§ **WRITTEN PROBLEM**
Looking at the listing beneath, work out how many lines hold "seberealizace" and report only that figure.

§ **ROWS**
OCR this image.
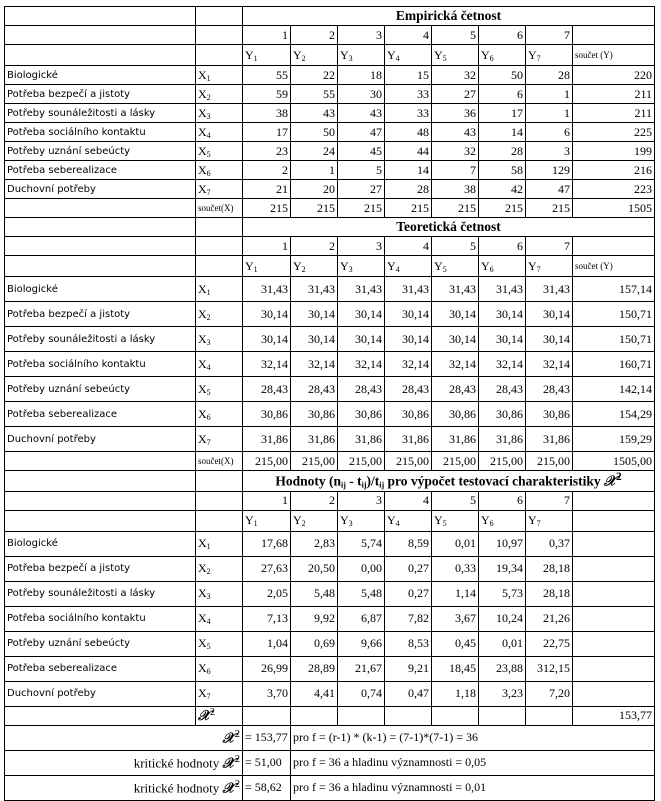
		Empirická četnost							
		1	2	3	4	5	6	7	
		$Y_1$	$Y_2$	$Y_3$	$Y_4$	$Y_5$	$Y_6$	$Y_7$	součet (Y)
Biologické	$X_1$	55	22	18	15	32	50	28	220
Potřeba bezpečí a jistoty	$X_2$	59	55	30	33	27	6	1	211
Potřeby sounáležitosti a lásky	$X_3$	38	43	43	33	36	17	1	211
Potřeba sociálního kontaktu	$X_4$	17	50	47	48	43	14	6	225
Potřeby uznání sebeúcty	$X_5$	23	24	45	44	32	28	3	199
Potřeba seberealizace	$X_6$	2	1	5	14	7	58	129	216
Duchovní potřeby	$X_7$	21	20	27	28	38	42	47	223
	součet(X)	215	215	215	215	215	215	215	1505
		Teoretická četnost							
		1	2	3	4	5	6	7	
		$Y_1$	$Y_2$	$Y_3$	$Y_4$	$Y_5$	$Y_6$	$Y_7$	součet (Y)
Biologické	$X_1$	31,43	31,43	31,43	31,43	31,43	31,43	31,43	157,14
Potřeba bezpečí a jistoty	$X_2$	30,14	30,14	30,14	30,14	30,14	30,14	30,14	150,71
Potřeby sounáležitosti a lásky	$X_3$	30,14	30,14	30,14	30,14	30,14	30,14	30,14	150,71
Potřeba sociálního kontaktu	$X_4$	32,14	32,14	32,14	32,14	32,14	32,14	32,14	160,71
Potřeby uznání sebeúcty	$X_5$	28,43	28,43	28,43	28,43	28,43	28,43	28,43	142,14
Potřeba seberealizace	$X_6$	30,86	30,86	30,86	30,86	30,86	30,86	30,86	154,29
Duchovní potřeby	$X_7$	31,86	31,86	31,86	31,86	31,86	31,86	31,86	159,29
	součet(X)	215,00	215,00	215,00	215,00	215,00	215,00	215,00	1505,00
		Hodnoty $(n_{ij} - t_{ij})/t_{ij}$ pro výpočet testovací charakteristiky 𝒳$^2$
		1	2	3	4	5	6	7	
		$Y_1$	$Y_2$	$Y_3$	$Y_4$	$Y_5$	$Y_6$	$Y_7$	
Biologické	$X_1$	17,68	2,83	5,74	8,59	0,01	10,97	0,37	
Potřeba bezpečí a jistoty	$X_2$	27,63	20,50	0,00	0,27	0,33	19,34	28,18	
Potřeby sounáležitosti a lásky	$X_3$	2,05	5,48	5,48	0,27	1,14	5,73	28,18	
Potřeba sociálního kontaktu	$X_4$	7,13	9,92	6,87	7,82	3,67	10,24	21,26	
Potřeby uznání sebeúcty	$X_5$	1,04	0,69	9,66	8,53	0,45	0,01	22,75	
Potřeba seberealizace	$X_6$	26,99	28,89	21,67	9,21	18,45	23,88	312,15	
Duchovní potřeby	$X_7$	3,70	4,41	0,74	0,47	1,18	3,23	7,20	
	𝒳$^2$								153,77
𝒳$^2$		= 153,77	pro f = (r-1) * (k-1) = (7-1)*(7-1) = 36						
kritické hodnoty 𝒳$^2$		= 51,00	pro f = 36 a hladinu významnosti = 0,05						
kritické hodnoty 𝒳$^2$		= 58,62	pro f = 36 a hladinu významnosti = 0,01						
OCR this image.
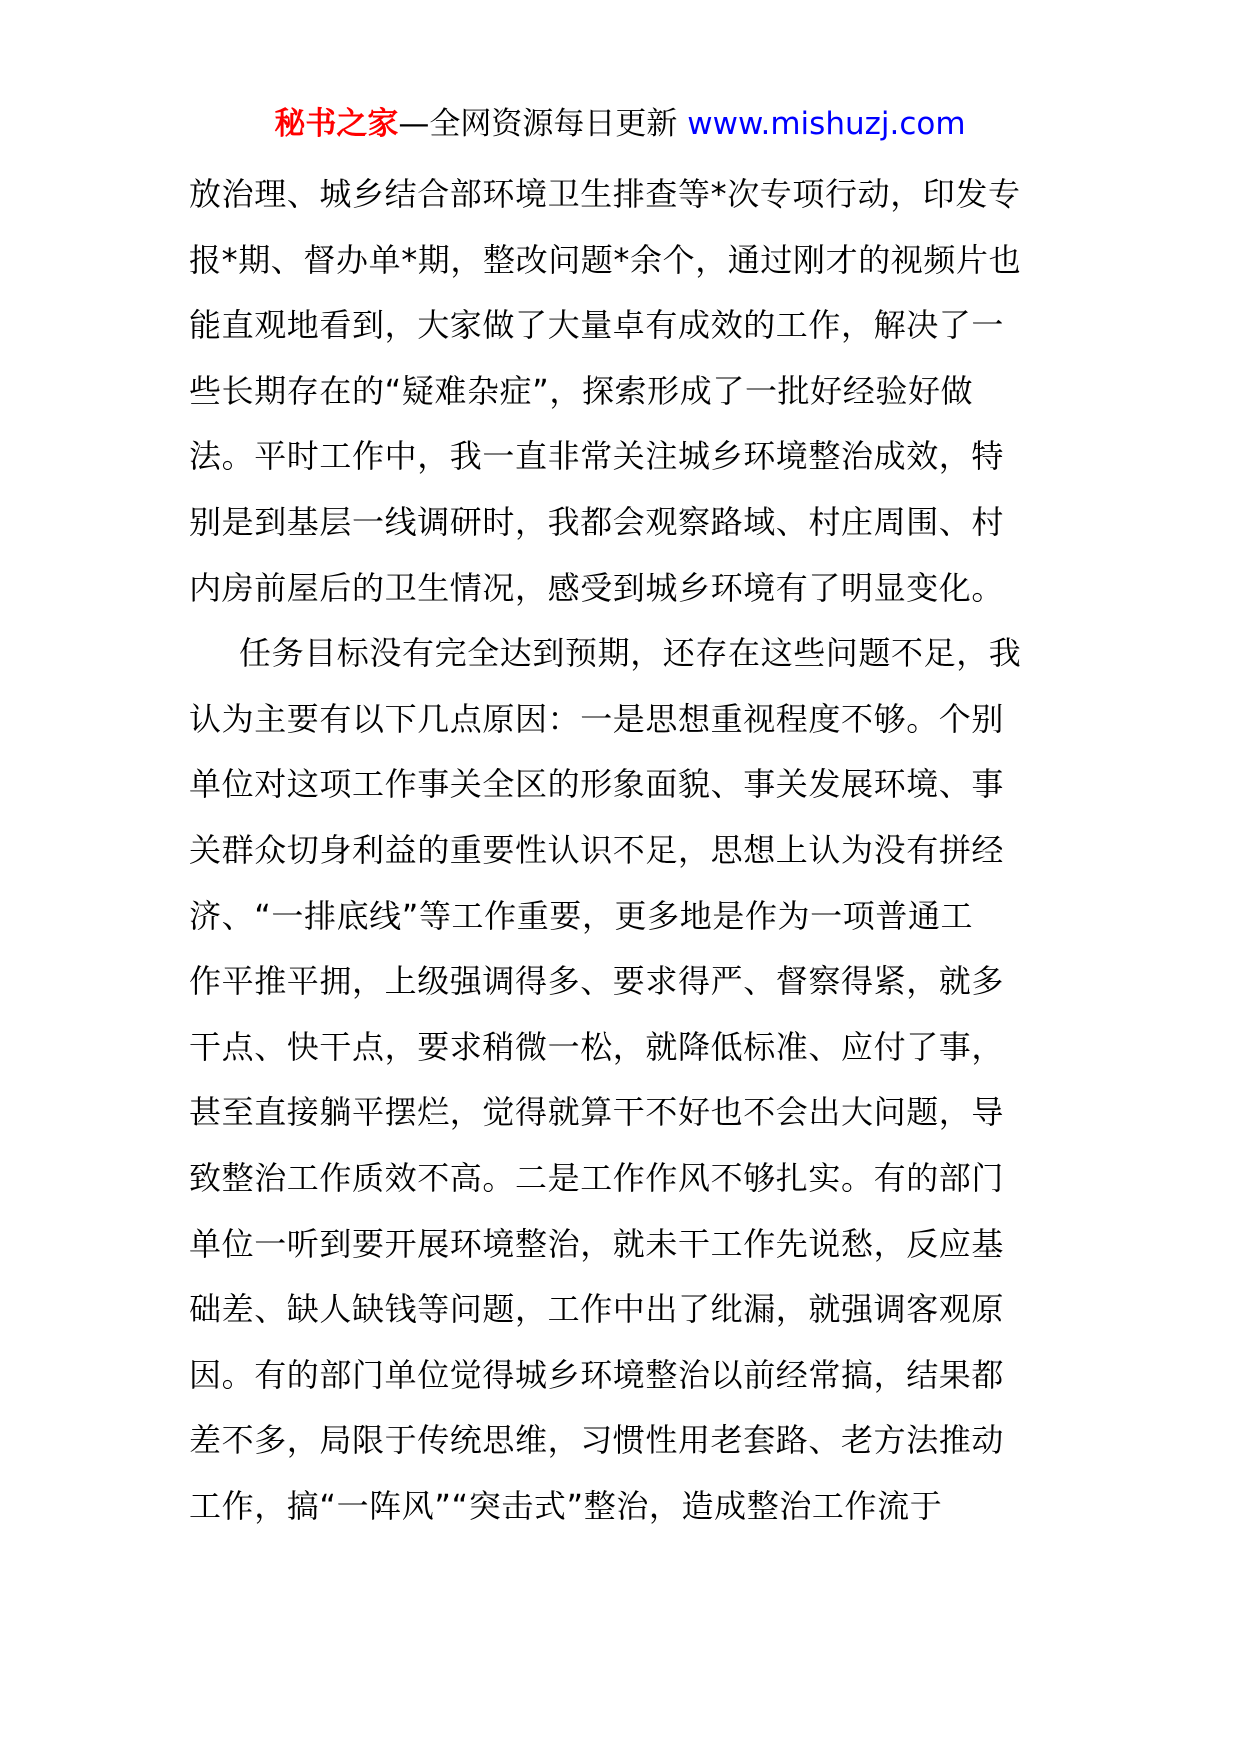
秘书之家—全网资源每日更新 www.mishuzj.com
放治理、城乡结合部环境卫生排查等*次专项行动，印发专
报*期、督办单*期，整改问题*余个，通过刚才的视频片也
能直观地看到，大家做了大量卓有成效的工作，解决了一
些长期存在的“疑难杂症”，探索形成了一批好经验好做
法。平时工作中，我一直非常关注城乡环境整治成效，特
别是到基层一线调研时，我都会观察路域、村庄周围、村
内房前屋后的卫生情况，感受到城乡环境有了明显变化。
任务目标没有完全达到预期，还存在这些问题不足，我
认为主要有以下几点原因：一是思想重视程度不够。个别
单位对这项工作事关全区的形象面貌、事关发展环境、事
关群众切身利益的重要性认识不足，思想上认为没有拼经
济、“一排底线”等工作重要，更多地是作为一项普通工
作平推平拥，上级强调得多、要求得严、督察得紧，就多
干点、快干点，要求稍微一松，就降低标准、应付了事，
甚至直接躺平摆烂，觉得就算干不好也不会出大问题，导
致整治工作质效不高。二是工作作风不够扎实。有的部门
单位一听到要开展环境整治，就未干工作先说愁，反应基
础差、缺人缺钱等问题，工作中出了纰漏，就强调客观原
因。有的部门单位觉得城乡环境整治以前经常搞，结果都
差不多，局限于传统思维，习惯性用老套路、老方法推动
工作，搞“一阵风”“突击式”整治，造成整治工作流于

§ **REPLY**
3